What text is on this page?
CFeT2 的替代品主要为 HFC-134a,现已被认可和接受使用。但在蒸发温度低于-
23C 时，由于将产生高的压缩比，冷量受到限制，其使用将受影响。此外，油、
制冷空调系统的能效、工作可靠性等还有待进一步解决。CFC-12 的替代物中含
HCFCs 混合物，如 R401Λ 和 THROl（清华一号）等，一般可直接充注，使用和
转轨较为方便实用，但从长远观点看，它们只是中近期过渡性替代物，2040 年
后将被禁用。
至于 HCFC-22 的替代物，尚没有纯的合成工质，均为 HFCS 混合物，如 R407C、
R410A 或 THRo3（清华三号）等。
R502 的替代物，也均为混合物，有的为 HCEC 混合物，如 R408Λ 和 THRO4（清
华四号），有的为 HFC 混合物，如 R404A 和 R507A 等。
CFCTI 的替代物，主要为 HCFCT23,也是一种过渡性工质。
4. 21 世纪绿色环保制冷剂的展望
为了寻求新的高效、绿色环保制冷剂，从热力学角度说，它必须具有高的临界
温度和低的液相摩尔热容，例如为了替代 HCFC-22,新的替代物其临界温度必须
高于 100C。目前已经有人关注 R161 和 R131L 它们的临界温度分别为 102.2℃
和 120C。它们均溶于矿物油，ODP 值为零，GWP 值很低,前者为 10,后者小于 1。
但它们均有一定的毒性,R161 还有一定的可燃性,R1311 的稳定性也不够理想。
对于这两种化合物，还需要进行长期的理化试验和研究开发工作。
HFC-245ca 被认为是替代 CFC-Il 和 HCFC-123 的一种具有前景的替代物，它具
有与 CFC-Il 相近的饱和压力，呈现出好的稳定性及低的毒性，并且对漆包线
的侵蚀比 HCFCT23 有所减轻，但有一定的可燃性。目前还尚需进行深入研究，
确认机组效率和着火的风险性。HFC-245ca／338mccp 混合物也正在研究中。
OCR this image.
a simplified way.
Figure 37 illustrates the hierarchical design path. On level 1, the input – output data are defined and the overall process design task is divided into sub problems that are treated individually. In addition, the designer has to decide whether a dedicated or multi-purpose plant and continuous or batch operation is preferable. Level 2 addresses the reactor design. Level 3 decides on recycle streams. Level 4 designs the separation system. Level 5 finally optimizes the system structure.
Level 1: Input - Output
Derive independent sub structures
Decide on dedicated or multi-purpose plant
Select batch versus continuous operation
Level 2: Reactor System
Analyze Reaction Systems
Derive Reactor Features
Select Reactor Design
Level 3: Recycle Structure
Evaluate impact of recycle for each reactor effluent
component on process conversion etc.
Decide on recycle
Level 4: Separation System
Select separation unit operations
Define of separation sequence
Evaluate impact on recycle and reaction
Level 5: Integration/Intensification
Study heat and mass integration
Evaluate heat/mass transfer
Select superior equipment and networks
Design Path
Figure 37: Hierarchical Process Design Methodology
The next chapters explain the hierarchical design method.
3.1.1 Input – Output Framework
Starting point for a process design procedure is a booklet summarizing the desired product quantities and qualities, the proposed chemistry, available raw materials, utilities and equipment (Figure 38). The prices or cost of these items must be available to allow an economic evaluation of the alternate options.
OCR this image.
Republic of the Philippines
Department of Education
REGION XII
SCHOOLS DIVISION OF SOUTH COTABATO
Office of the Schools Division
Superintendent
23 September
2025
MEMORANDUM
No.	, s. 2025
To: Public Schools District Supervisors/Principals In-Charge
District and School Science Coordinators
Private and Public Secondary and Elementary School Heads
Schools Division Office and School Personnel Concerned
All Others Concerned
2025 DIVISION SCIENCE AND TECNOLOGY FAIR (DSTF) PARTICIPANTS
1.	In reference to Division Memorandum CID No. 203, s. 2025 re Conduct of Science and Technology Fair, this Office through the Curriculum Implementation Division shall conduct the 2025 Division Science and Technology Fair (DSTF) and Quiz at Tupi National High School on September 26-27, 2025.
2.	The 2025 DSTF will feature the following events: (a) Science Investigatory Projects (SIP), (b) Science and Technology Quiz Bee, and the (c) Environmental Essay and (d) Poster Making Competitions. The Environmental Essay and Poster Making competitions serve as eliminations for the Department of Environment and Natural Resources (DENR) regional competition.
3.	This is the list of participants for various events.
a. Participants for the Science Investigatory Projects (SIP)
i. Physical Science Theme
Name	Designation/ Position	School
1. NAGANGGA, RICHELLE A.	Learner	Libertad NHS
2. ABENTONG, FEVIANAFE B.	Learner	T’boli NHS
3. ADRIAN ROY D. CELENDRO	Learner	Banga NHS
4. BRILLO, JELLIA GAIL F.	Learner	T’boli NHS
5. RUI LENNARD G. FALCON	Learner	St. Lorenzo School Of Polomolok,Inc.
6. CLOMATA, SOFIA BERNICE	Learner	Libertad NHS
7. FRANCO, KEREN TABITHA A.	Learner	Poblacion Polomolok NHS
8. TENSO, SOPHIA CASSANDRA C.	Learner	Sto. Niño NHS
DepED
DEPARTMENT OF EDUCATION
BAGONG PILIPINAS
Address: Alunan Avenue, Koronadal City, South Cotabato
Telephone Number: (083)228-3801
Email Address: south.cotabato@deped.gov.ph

Your goal
Repeat the material above in full, keeping every word.

Output of the exercise
What text is on this page?
CFeT2 的替代品主要为 HFC-134a,现已被认可和接受使用。但在蒸发温度低于-
23C 时，由于将产生高的压缩比，冷量受到限制，其使用将受影响。此外，油、
制冷空调系统的能效、工作可靠性等还有待进一步解决。CFC-12 的替代物中含
HCFCs 混合物，如 R401Λ 和 THROl（清华一号）等，一般可直接充注，使用和
转轨较为方便实用，但从长远观点看，它们只是中近期过渡性替代物，2040 年
后将被禁用。
至于 HCFC-22 的替代物，尚没有纯的合成工质，均为 HFCS 混合物，如 R407C、
R410A 或 THRo3（清华三号）等。
R502 的替代物，也均为混合物，有的为 HCEC 混合物，如 R408Λ 和 THRO4（清
华四号），有的为 HFC 混合物，如 R404A 和 R507A 等。
CFCTI 的替代物，主要为 HCFCT23,也是一种过渡性工质。
4. 21 世纪绿色环保制冷剂的展望
为了寻求新的高效、绿色环保制冷剂，从热力学角度说，它必须具有高的临界
温度和低的液相摩尔热容，例如为了替代 HCFC-22,新的替代物其临界温度必须
高于 100C。目前已经有人关注 R161 和 R131L 它们的临界温度分别为 102.2℃
和 120C。它们均溶于矿物油，ODP 值为零，GWP 值很低,前者为 10,后者小于 1。
但它们均有一定的毒性,R161 还有一定的可燃性,R1311 的稳定性也不够理想。
对于这两种化合物，还需要进行长期的理化试验和研究开发工作。
HFC-245ca 被认为是替代 CFC-Il 和 HCFC-123 的一种具有前景的替代物，它具
有与 CFC-Il 相近的饱和压力，呈现出好的稳定性及低的毒性，并且对漆包线
的侵蚀比 HCFCT23 有所减轻，但有一定的可燃性。目前还尚需进行深入研究，
确认机组效率和着火的风险性。HFC-245ca／338mccp 混合物也正在研究中。
OCR this image.
a simplified way.
Figure 37 illustrates the hierarchical design path. On level 1, the input – output data are defined and the overall process design task is divided into sub problems that are treated individually. In addition, the designer has to decide whether a dedicated or multi-purpose plant and continuous or batch operation is preferable. Level 2 addresses the reactor design. Level 3 decides on recycle streams. Level 4 designs the separation system. Level 5 finally optimizes the system structure.
Level 1: Input - Output
Derive independent sub structures
Decide on dedicated or multi-purpose plant
Select batch versus continuous operation
Level 2: Reactor System
Analyze Reaction Systems
Derive Reactor Features
Select Reactor Design
Level 3: Recycle Structure
Evaluate impact of recycle for each reactor effluent
component on process conversion etc.
Decide on recycle
Level 4: Separation System
Select separation unit operations
Define of separation sequence
Evaluate impact on recycle and reaction
Level 5: Integration/Intensification
Study heat and mass integration
Evaluate heat/mass transfer
Select superior equipment and networks
Design Path
Figure 37: Hierarchical Process Design Methodology
The next chapters explain the hierarchical design method.
3.1.1 Input – Output Framework
Starting point for a process design procedure is a booklet summarizing the desired product quantities and qualities, the proposed chemistry, available raw materials, utilities and equipment (Figure 38). The prices or cost of these items must be available to allow an economic evaluation of the alternate options.
OCR this image.
Republic of the Philippines
Department of Education
REGION XII
SCHOOLS DIVISION OF SOUTH COTABATO
Office of the Schools Division
Superintendent
23 September
2025
MEMORANDUM
No.	, s. 2025
To: Public Schools District Supervisors/Principals In-Charge
District and School Science Coordinators
Private and Public Secondary and Elementary School Heads
Schools Division Office and School Personnel Concerned
All Others Concerned
2025 DIVISION SCIENCE AND TECNOLOGY FAIR (DSTF) PARTICIPANTS
1.	In reference to Division Memorandum CID No. 203, s. 2025 re Conduct of Science and Technology Fair, this Office through the Curriculum Implementation Division shall conduct the 2025 Division Science and Technology Fair (DSTF) and Quiz at Tupi National High School on September 26-27, 2025.
2.	The 2025 DSTF will feature the following events: (a) Science Investigatory Projects (SIP), (b) Science and Technology Quiz Bee, and the (c) Environmental Essay and (d) Poster Making Competitions. The Environmental Essay and Poster Making competitions serve as eliminations for the Department of Environment and Natural Resources (DENR) regional competition.
3.	This is the list of participants for various events.
a. Participants for the Science Investigatory Projects (SIP)
i. Physical Science Theme
Name	Designation/ Position	School
1. NAGANGGA, RICHELLE A.	Learner	Libertad NHS
2. ABENTONG, FEVIANAFE B.	Learner	T’boli NHS
3. ADRIAN ROY D. CELENDRO	Learner	Banga NHS
4. BRILLO, JELLIA GAIL F.	Learner	T’boli NHS
5. RUI LENNARD G. FALCON	Learner	St. Lorenzo School Of Polomolok,Inc.
6. CLOMATA, SOFIA BERNICE	Learner	Libertad NHS
7. FRANCO, KEREN TABITHA A.	Learner	Poblacion Polomolok NHS
8. TENSO, SOPHIA CASSANDRA C.	Learner	Sto. Niño NHS
DepED
DEPARTMENT OF EDUCATION
BAGONG PILIPINAS
Address: Alunan Avenue, Koronadal City, South Cotabato
Telephone Number: (083)228-3801
Email Address: south.cotabato@deped.gov.ph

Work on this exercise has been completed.